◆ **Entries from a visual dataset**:
══════
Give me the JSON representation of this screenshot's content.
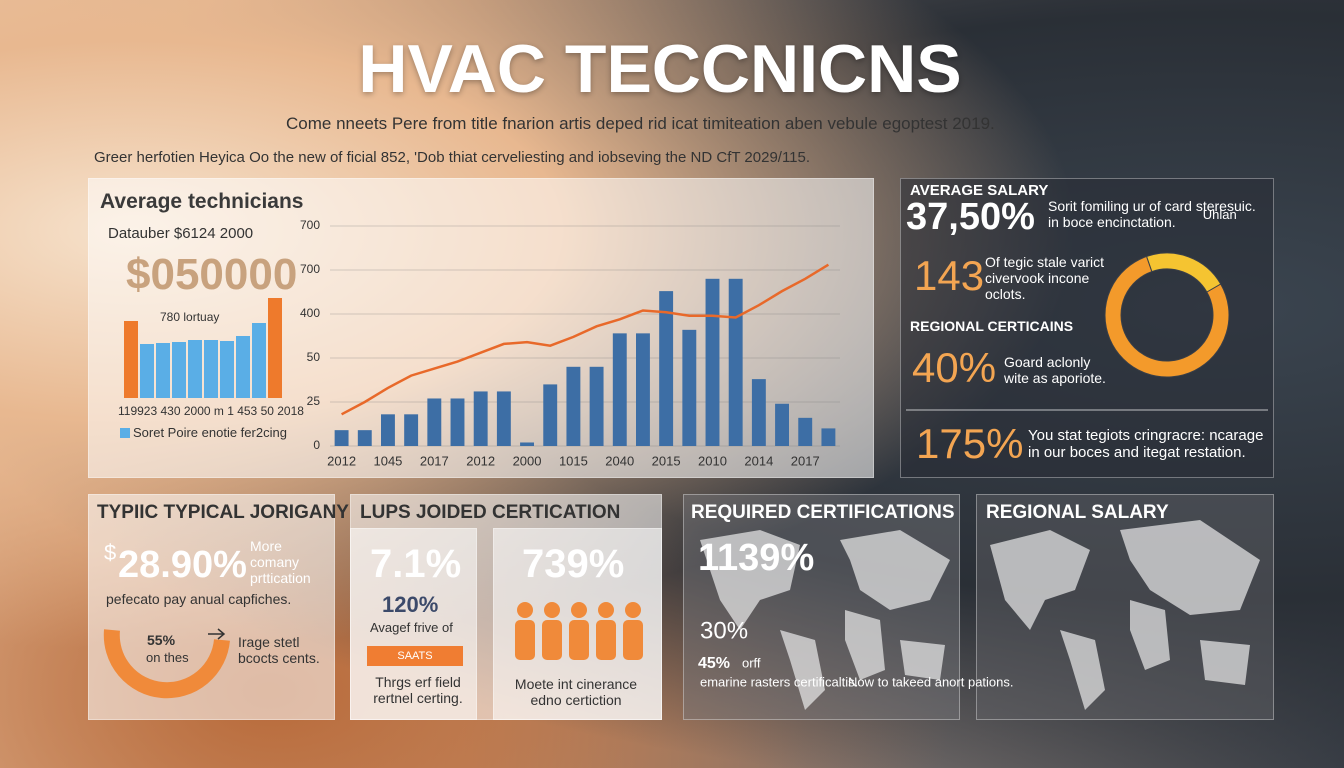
{
  "header": {
    "title": "HVAC TECCNICNS",
    "subtitle": "Come nneets Pere from title fnarion artis deped rid icat timiteation aben vebule egoptest 2019.",
    "note": "Greer herfotien Heyica Oo the new of ficial 852, 'Dob thiat cerveliesting and iobseving the ND CfT 2029/115."
  },
  "chart_data": [
    {
      "type": "bar",
      "title": "Average technicians",
      "subtitle": "Datauber $6124 2000",
      "annotation": "$050000",
      "note": "780 lortuay",
      "x_label": "119923 430 2000 m 1 453 50 2018",
      "series": [
        {
          "name": "Soret Poire enotie fer2cing",
          "color": "#5aaee6",
          "values": [
            77,
            54,
            55,
            56,
            58,
            58,
            57,
            62,
            75,
            100
          ]
        }
      ],
      "colors": [
        "#ee7a2c",
        "#5aaee6",
        "#5aaee6",
        "#5aaee6",
        "#5aaee6",
        "#5aaee6",
        "#5aaee6",
        "#5aaee6",
        "#5aaee6",
        "#ee7a2c"
      ]
    },
    {
      "type": "bar-line",
      "categories": [
        "2012",
        null,
        "1045",
        null,
        "2017",
        null,
        "2012",
        null,
        "2000",
        null,
        "1015",
        null,
        "2040",
        null,
        "2015",
        null,
        "2010",
        null,
        "2014",
        null,
        "2017",
        null
      ],
      "series": [
        {
          "type": "bar",
          "color": "#3d6ea5",
          "values": [
            9,
            9,
            18,
            18,
            27,
            27,
            31,
            31,
            2,
            35,
            45,
            45,
            64,
            64,
            88,
            66,
            95,
            95,
            38,
            24,
            16,
            10
          ]
        },
        {
          "type": "line",
          "color": "#e8692a",
          "values": [
            18,
            25,
            33,
            40,
            44,
            48,
            53,
            58,
            59,
            57,
            62,
            68,
            72,
            77,
            76,
            74,
            74,
            73,
            80,
            88,
            95,
            103
          ]
        }
      ],
      "ylim": [
        0,
        125
      ],
      "yticks": [
        0,
        25,
        50,
        {
          "value": 75,
          "label": "400"
        },
        {
          "value": 100,
          "label": "700"
        },
        {
          "value": 125,
          "label": "700"
        }
      ],
      "grid": true
    },
    {
      "type": "pie",
      "categories": [
        null,
        "Uhlan"
      ],
      "values": [
        78,
        22
      ],
      "colors": [
        "#f39a2b",
        "#f5c431"
      ]
    }
  ],
  "stats": {
    "heading": "AVERAGE SALARY",
    "value1": "37,50%",
    "text1": "Sorit fomiling ur of card steresuic. in boce encinctation.",
    "value2": "143",
    "text2": "Of tegic stale varict civervook incone oclots.",
    "heading2": "REGIONAL CERTICAINS",
    "value3": "40%",
    "text3": "Goard aclonly wite as aporiote.",
    "value4": "175%",
    "text4": "You stat tegiots cringracre: ncarage in our boces and itegat restation."
  },
  "panels": [
    {
      "title": "TYPIIC TYPICAL JORIGANY",
      "currency": "$",
      "value": "28.90%",
      "side": "More comany prttication",
      "text": "pefecato pay anual capfiches.",
      "gauge": "55%",
      "gauge_text": "on thes",
      "note": "Irage stetl bcocts cents."
    },
    {
      "title": "LUPS JOIDED CERTICATION",
      "value": "7.1%",
      "value2": "120%",
      "text": "Avagef frive of",
      "badge": "SAATS",
      "note": "Thrgs erf field rertnel certing.",
      "value3": "739%",
      "note2": "Moete int cinerance edno certiction"
    },
    {
      "title": "REQUIRED CERTIFICATIONS",
      "value": "1139%",
      "value2": "30%",
      "value3": "45%",
      "suffix": "orff",
      "text": "emarine rasters certificaltis.",
      "note": "Now to takeed anort pations."
    },
    {
      "title": "REGIONAL SALARY"
    }
  ]
}
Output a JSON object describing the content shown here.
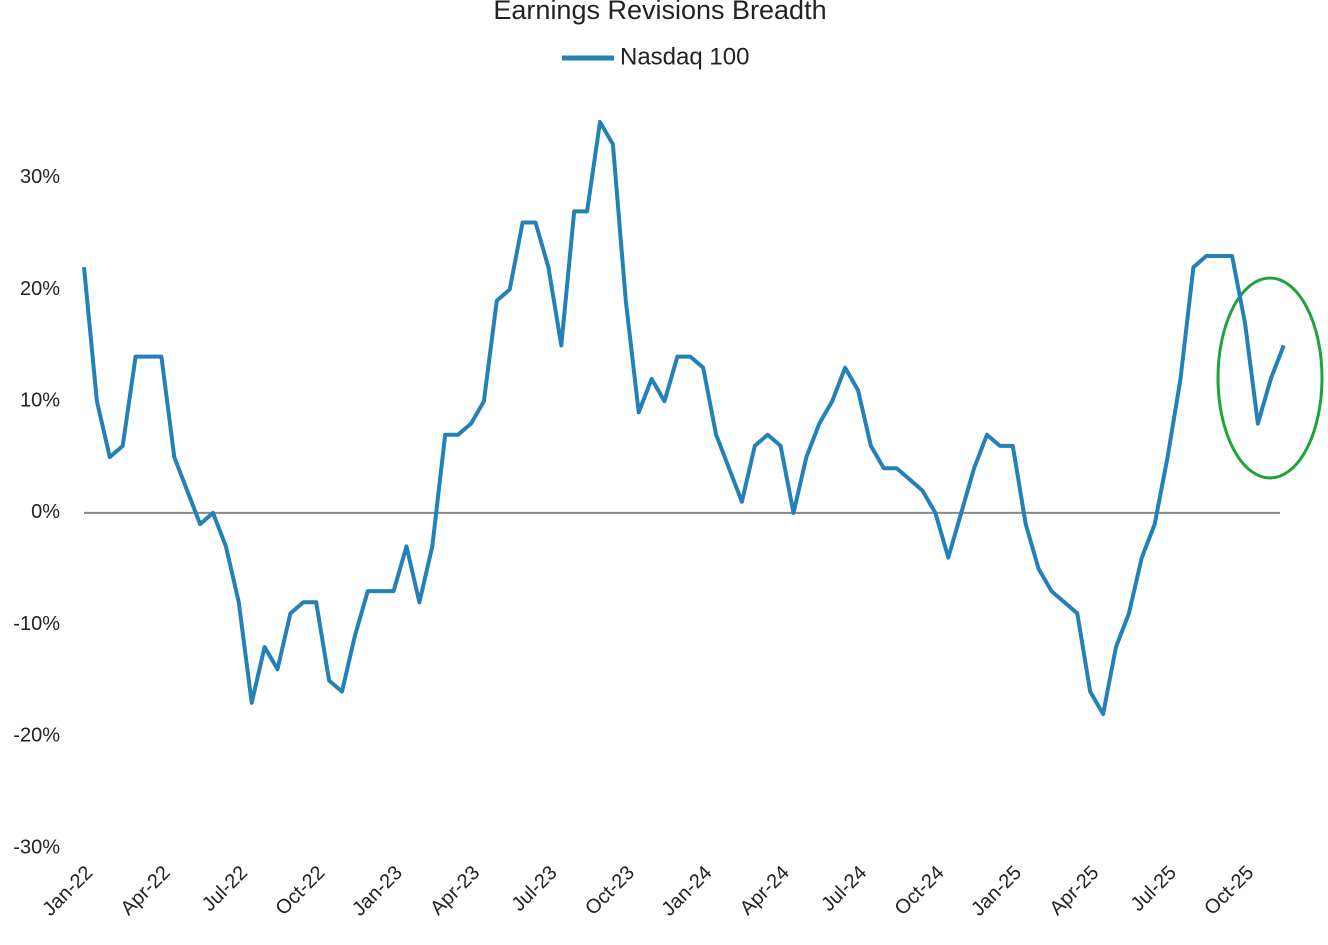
{
  "chart_data": {
    "type": "line",
    "title": "Earnings Revisions Breadth",
    "categories": [
      "Jan-22",
      null,
      null,
      null,
      null,
      null,
      "Apr-22",
      null,
      null,
      null,
      null,
      null,
      "Jul-22",
      null,
      null,
      null,
      null,
      null,
      "Oct-22",
      null,
      null,
      null,
      null,
      null,
      "Jan-23",
      null,
      null,
      null,
      null,
      null,
      "Apr-23",
      null,
      null,
      null,
      null,
      null,
      "Jul-23",
      null,
      null,
      null,
      null,
      null,
      "Oct-23",
      null,
      null,
      null,
      null,
      null,
      "Jan-24",
      null,
      null,
      null,
      null,
      null,
      "Apr-24",
      null,
      null,
      null,
      null,
      null,
      "Jul-24",
      null,
      null,
      null,
      null,
      null,
      "Oct-24",
      null,
      null,
      null,
      null,
      null,
      "Jan-25",
      null,
      null,
      null,
      null,
      null,
      "Apr-25",
      null,
      null,
      null,
      null,
      null,
      "Jul-25",
      null,
      null,
      null,
      null,
      null,
      "Oct-25",
      null,
      null,
      null
    ],
    "series": [
      {
        "name": "Nasdaq 100",
        "color": "#2381b8",
        "values": [
          22,
          10,
          5,
          6,
          14,
          14,
          14,
          5,
          2,
          -1,
          0,
          -3,
          -8,
          -17,
          -12,
          -14,
          -9,
          -8,
          -8,
          -15,
          -16,
          -11,
          -7,
          -7,
          -7,
          -3,
          -8,
          -3,
          7,
          7,
          8,
          10,
          19,
          20,
          26,
          26,
          22,
          15,
          27,
          27,
          35,
          33,
          19,
          9,
          12,
          10,
          14,
          14,
          13,
          7,
          4,
          1,
          6,
          7,
          6,
          0,
          5,
          8,
          10,
          13,
          11,
          6,
          4,
          4,
          3,
          2,
          0,
          -4,
          0,
          4,
          7,
          6,
          6,
          -1,
          -5,
          -7,
          -8,
          -9,
          -16,
          -18,
          -12,
          -9,
          -4,
          -1,
          5,
          12,
          22,
          23,
          23,
          23,
          17,
          8,
          12,
          15
        ]
      }
    ],
    "ylim": [
      -30,
      35
    ],
    "yticks": [
      {
        "value": -30,
        "label": "-30%"
      },
      {
        "value": -20,
        "label": "-20%"
      },
      {
        "value": -10,
        "label": "-10%"
      },
      {
        "value": 0,
        "label": "0%"
      },
      {
        "value": 10,
        "label": "10%"
      },
      {
        "value": 20,
        "label": "20%"
      },
      {
        "value": 30,
        "label": "30%"
      }
    ],
    "zero_line": true,
    "legend": "top"
  }
}
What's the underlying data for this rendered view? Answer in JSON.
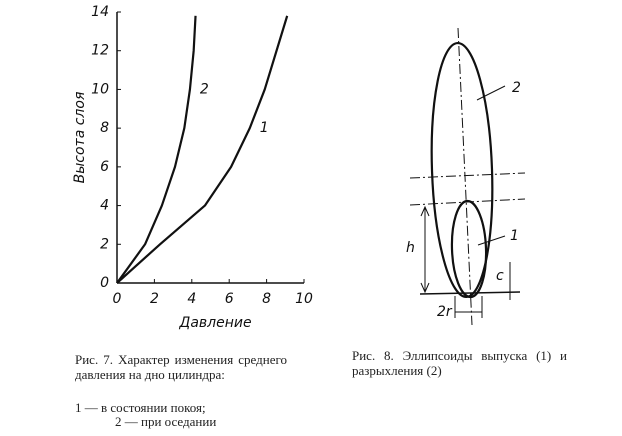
══════
◆ **WHAT THE TASK REQUIRES**: Pull every line containing "name" out of the data above.

◆ **COMPLETED TASK**:
          "name": "Soret Poire enotie fer2cing",
        "name": "Nasdaq 100",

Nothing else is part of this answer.